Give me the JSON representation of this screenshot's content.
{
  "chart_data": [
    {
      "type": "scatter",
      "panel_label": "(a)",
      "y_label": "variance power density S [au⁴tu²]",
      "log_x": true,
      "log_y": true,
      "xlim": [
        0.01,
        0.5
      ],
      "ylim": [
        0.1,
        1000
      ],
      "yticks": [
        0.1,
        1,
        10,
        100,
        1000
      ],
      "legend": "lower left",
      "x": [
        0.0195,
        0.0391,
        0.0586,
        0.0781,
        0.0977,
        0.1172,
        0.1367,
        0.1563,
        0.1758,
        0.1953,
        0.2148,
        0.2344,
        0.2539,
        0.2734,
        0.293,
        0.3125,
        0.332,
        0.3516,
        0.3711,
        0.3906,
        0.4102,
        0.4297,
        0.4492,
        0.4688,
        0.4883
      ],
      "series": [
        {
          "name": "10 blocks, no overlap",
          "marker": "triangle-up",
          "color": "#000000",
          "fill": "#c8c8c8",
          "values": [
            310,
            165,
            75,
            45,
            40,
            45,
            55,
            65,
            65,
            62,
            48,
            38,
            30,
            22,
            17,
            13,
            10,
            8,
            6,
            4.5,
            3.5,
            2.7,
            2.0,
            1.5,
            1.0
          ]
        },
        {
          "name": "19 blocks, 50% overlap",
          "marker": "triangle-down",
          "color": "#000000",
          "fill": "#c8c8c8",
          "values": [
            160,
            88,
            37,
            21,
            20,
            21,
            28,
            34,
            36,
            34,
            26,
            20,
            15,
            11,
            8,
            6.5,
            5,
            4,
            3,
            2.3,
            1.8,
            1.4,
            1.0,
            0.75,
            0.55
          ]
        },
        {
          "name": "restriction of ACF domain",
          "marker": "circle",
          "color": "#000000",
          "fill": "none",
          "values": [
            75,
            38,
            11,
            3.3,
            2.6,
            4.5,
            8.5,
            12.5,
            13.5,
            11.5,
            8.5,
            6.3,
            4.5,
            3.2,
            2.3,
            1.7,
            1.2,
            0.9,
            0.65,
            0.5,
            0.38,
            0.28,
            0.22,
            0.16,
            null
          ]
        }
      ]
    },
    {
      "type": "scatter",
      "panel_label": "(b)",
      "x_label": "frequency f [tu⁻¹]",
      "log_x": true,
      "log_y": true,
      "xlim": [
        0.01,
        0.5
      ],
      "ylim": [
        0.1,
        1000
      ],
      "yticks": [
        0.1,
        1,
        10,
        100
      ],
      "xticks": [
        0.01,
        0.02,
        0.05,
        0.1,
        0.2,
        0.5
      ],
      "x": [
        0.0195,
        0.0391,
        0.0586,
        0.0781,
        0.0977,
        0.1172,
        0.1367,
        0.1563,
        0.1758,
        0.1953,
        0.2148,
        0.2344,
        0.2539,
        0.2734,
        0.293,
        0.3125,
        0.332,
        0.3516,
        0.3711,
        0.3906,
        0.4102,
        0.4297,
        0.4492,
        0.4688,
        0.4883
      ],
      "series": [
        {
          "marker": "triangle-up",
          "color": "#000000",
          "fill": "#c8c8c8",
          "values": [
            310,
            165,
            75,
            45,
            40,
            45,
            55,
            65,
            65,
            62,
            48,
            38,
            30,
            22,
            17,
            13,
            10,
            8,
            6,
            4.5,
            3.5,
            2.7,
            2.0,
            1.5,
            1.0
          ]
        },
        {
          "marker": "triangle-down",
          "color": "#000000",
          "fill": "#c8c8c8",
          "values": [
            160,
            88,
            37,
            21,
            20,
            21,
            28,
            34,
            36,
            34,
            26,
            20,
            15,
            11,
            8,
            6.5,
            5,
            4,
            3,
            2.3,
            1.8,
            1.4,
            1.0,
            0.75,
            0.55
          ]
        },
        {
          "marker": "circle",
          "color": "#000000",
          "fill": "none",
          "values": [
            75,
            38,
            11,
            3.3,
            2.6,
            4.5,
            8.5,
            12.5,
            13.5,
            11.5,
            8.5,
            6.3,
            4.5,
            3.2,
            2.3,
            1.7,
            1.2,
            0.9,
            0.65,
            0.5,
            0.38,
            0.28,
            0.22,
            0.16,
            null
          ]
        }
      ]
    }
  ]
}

- Direction
Make an exact copy of the material above.

- Problem solution
Give me the JSON representation of this screenshot's content.
{
  "chart_data": [
    {
      "type": "scatter",
      "panel_label": "(a)",
      "y_label": "variance power density S [au⁴tu²]",
      "log_x": true,
      "log_y": true,
      "xlim": [
        0.01,
        0.5
      ],
      "ylim": [
        0.1,
        1000
      ],
      "yticks": [
        0.1,
        1,
        10,
        100,
        1000
      ],
      "legend": "lower left",
      "x": [
        0.0195,
        0.0391,
        0.0586,
        0.0781,
        0.0977,
        0.1172,
        0.1367,
        0.1563,
        0.1758,
        0.1953,
        0.2148,
        0.2344,
        0.2539,
        0.2734,
        0.293,
        0.3125,
        0.332,
        0.3516,
        0.3711,
        0.3906,
        0.4102,
        0.4297,
        0.4492,
        0.4688,
        0.4883
      ],
      "series": [
        {
          "name": "10 blocks, no overlap",
          "marker": "triangle-up",
          "color": "#000000",
          "fill": "#c8c8c8",
          "values": [
            310,
            165,
            75,
            45,
            40,
            45,
            55,
            65,
            65,
            62,
            48,
            38,
            30,
            22,
            17,
            13,
            10,
            8,
            6,
            4.5,
            3.5,
            2.7,
            2.0,
            1.5,
            1.0
          ]
        },
        {
          "name": "19 blocks, 50% overlap",
          "marker": "triangle-down",
          "color": "#000000",
          "fill": "#c8c8c8",
          "values": [
            160,
            88,
            37,
            21,
            20,
            21,
            28,
            34,
            36,
            34,
            26,
            20,
            15,
            11,
            8,
            6.5,
            5,
            4,
            3,
            2.3,
            1.8,
            1.4,
            1.0,
            0.75,
            0.55
          ]
        },
        {
          "name": "restriction of ACF domain",
          "marker": "circle",
          "color": "#000000",
          "fill": "none",
          "values": [
            75,
            38,
            11,
            3.3,
            2.6,
            4.5,
            8.5,
            12.5,
            13.5,
            11.5,
            8.5,
            6.3,
            4.5,
            3.2,
            2.3,
            1.7,
            1.2,
            0.9,
            0.65,
            0.5,
            0.38,
            0.28,
            0.22,
            0.16,
            null
          ]
        }
      ]
    },
    {
      "type": "scatter",
      "panel_label": "(b)",
      "x_label": "frequency f [tu⁻¹]",
      "log_x": true,
      "log_y": true,
      "xlim": [
        0.01,
        0.5
      ],
      "ylim": [
        0.1,
        1000
      ],
      "yticks": [
        0.1,
        1,
        10,
        100
      ],
      "xticks": [
        0.01,
        0.02,
        0.05,
        0.1,
        0.2,
        0.5
      ],
      "x": [
        0.0195,
        0.0391,
        0.0586,
        0.0781,
        0.0977,
        0.1172,
        0.1367,
        0.1563,
        0.1758,
        0.1953,
        0.2148,
        0.2344,
        0.2539,
        0.2734,
        0.293,
        0.3125,
        0.332,
        0.3516,
        0.3711,
        0.3906,
        0.4102,
        0.4297,
        0.4492,
        0.4688,
        0.4883
      ],
      "series": [
        {
          "marker": "triangle-up",
          "color": "#000000",
          "fill": "#c8c8c8",
          "values": [
            310,
            165,
            75,
            45,
            40,
            45,
            55,
            65,
            65,
            62,
            48,
            38,
            30,
            22,
            17,
            13,
            10,
            8,
            6,
            4.5,
            3.5,
            2.7,
            2.0,
            1.5,
            1.0
          ]
        },
        {
          "marker": "triangle-down",
          "color": "#000000",
          "fill": "#c8c8c8",
          "values": [
            160,
            88,
            37,
            21,
            20,
            21,
            28,
            34,
            36,
            34,
            26,
            20,
            15,
            11,
            8,
            6.5,
            5,
            4,
            3,
            2.3,
            1.8,
            1.4,
            1.0,
            0.75,
            0.55
          ]
        },
        {
          "marker": "circle",
          "color": "#000000",
          "fill": "none",
          "values": [
            75,
            38,
            11,
            3.3,
            2.6,
            4.5,
            8.5,
            12.5,
            13.5,
            11.5,
            8.5,
            6.3,
            4.5,
            3.2,
            2.3,
            1.7,
            1.2,
            0.9,
            0.65,
            0.5,
            0.38,
            0.28,
            0.22,
            0.16,
            null
          ]
        }
      ]
    }
  ]
}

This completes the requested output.